**Exercise task:** Repeat the data that follows, word for word, without the images.

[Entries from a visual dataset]
------
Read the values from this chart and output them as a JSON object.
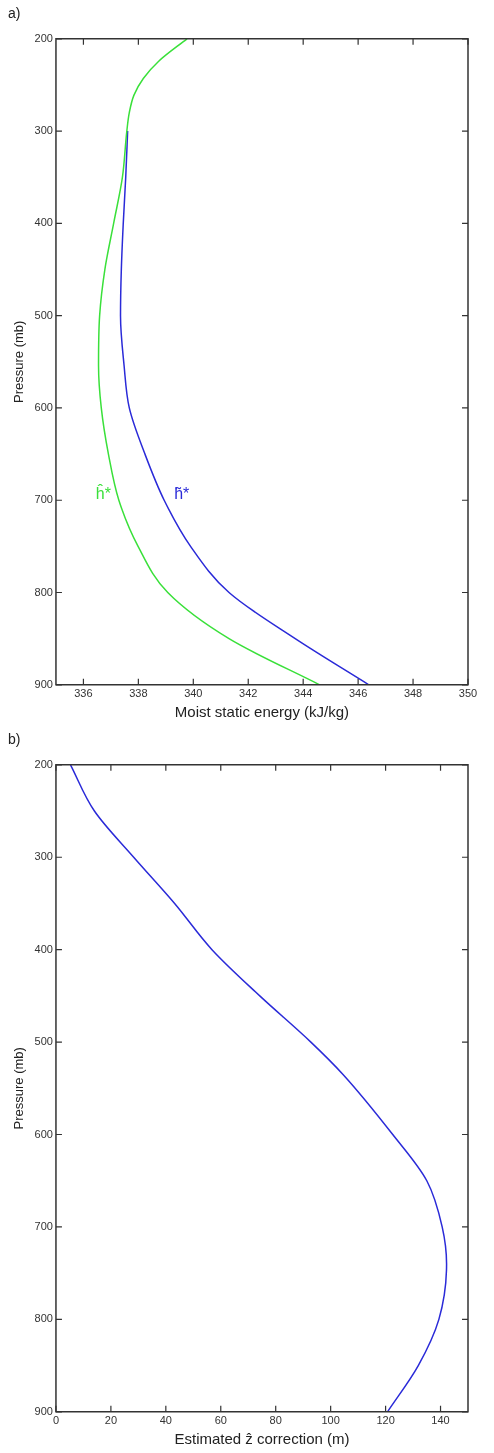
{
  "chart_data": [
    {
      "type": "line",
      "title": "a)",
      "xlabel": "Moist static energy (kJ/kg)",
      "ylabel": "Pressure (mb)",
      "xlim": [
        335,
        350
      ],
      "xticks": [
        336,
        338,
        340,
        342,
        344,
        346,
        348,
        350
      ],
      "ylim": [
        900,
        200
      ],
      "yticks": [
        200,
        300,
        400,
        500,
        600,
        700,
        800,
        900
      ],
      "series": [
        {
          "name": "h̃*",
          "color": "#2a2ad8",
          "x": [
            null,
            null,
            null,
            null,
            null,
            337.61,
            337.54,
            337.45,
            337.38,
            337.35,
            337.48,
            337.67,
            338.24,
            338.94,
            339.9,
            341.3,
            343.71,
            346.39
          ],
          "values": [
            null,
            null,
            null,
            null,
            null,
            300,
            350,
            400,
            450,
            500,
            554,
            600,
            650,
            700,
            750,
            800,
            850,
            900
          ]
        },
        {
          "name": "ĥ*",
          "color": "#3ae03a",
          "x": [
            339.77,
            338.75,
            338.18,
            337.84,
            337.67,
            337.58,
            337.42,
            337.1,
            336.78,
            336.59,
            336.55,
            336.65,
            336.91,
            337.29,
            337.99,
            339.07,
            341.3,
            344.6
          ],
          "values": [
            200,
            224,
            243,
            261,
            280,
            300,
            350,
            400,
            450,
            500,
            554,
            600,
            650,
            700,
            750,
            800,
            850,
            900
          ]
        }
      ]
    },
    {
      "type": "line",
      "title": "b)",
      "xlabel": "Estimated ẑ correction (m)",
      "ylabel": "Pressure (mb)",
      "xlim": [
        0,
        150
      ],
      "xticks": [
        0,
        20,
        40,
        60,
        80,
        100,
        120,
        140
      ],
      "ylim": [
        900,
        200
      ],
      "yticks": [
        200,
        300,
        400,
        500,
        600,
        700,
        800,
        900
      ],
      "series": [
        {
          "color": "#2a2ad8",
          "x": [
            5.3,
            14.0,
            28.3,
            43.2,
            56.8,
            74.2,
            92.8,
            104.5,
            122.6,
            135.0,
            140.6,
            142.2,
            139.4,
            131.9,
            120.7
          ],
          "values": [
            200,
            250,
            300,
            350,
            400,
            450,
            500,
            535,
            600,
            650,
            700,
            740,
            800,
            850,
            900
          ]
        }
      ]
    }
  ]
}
------
**Exercise output:**
Read the values from this chart and output them as a JSON object.
{
  "chart_data": [
    {
      "type": "line",
      "title": "a)",
      "xlabel": "Moist static energy (kJ/kg)",
      "ylabel": "Pressure (mb)",
      "xlim": [
        335,
        350
      ],
      "xticks": [
        336,
        338,
        340,
        342,
        344,
        346,
        348,
        350
      ],
      "ylim": [
        900,
        200
      ],
      "yticks": [
        200,
        300,
        400,
        500,
        600,
        700,
        800,
        900
      ],
      "series": [
        {
          "name": "h̃*",
          "color": "#2a2ad8",
          "x": [
            null,
            null,
            null,
            null,
            null,
            337.61,
            337.54,
            337.45,
            337.38,
            337.35,
            337.48,
            337.67,
            338.24,
            338.94,
            339.9,
            341.3,
            343.71,
            346.39
          ],
          "values": [
            null,
            null,
            null,
            null,
            null,
            300,
            350,
            400,
            450,
            500,
            554,
            600,
            650,
            700,
            750,
            800,
            850,
            900
          ]
        },
        {
          "name": "ĥ*",
          "color": "#3ae03a",
          "x": [
            339.77,
            338.75,
            338.18,
            337.84,
            337.67,
            337.58,
            337.42,
            337.1,
            336.78,
            336.59,
            336.55,
            336.65,
            336.91,
            337.29,
            337.99,
            339.07,
            341.3,
            344.6
          ],
          "values": [
            200,
            224,
            243,
            261,
            280,
            300,
            350,
            400,
            450,
            500,
            554,
            600,
            650,
            700,
            750,
            800,
            850,
            900
          ]
        }
      ]
    },
    {
      "type": "line",
      "title": "b)",
      "xlabel": "Estimated ẑ correction (m)",
      "ylabel": "Pressure (mb)",
      "xlim": [
        0,
        150
      ],
      "xticks": [
        0,
        20,
        40,
        60,
        80,
        100,
        120,
        140
      ],
      "ylim": [
        900,
        200
      ],
      "yticks": [
        200,
        300,
        400,
        500,
        600,
        700,
        800,
        900
      ],
      "series": [
        {
          "color": "#2a2ad8",
          "x": [
            5.3,
            14.0,
            28.3,
            43.2,
            56.8,
            74.2,
            92.8,
            104.5,
            122.6,
            135.0,
            140.6,
            142.2,
            139.4,
            131.9,
            120.7
          ],
          "values": [
            200,
            250,
            300,
            350,
            400,
            450,
            500,
            535,
            600,
            650,
            700,
            740,
            800,
            850,
            900
          ]
        }
      ]
    }
  ]
}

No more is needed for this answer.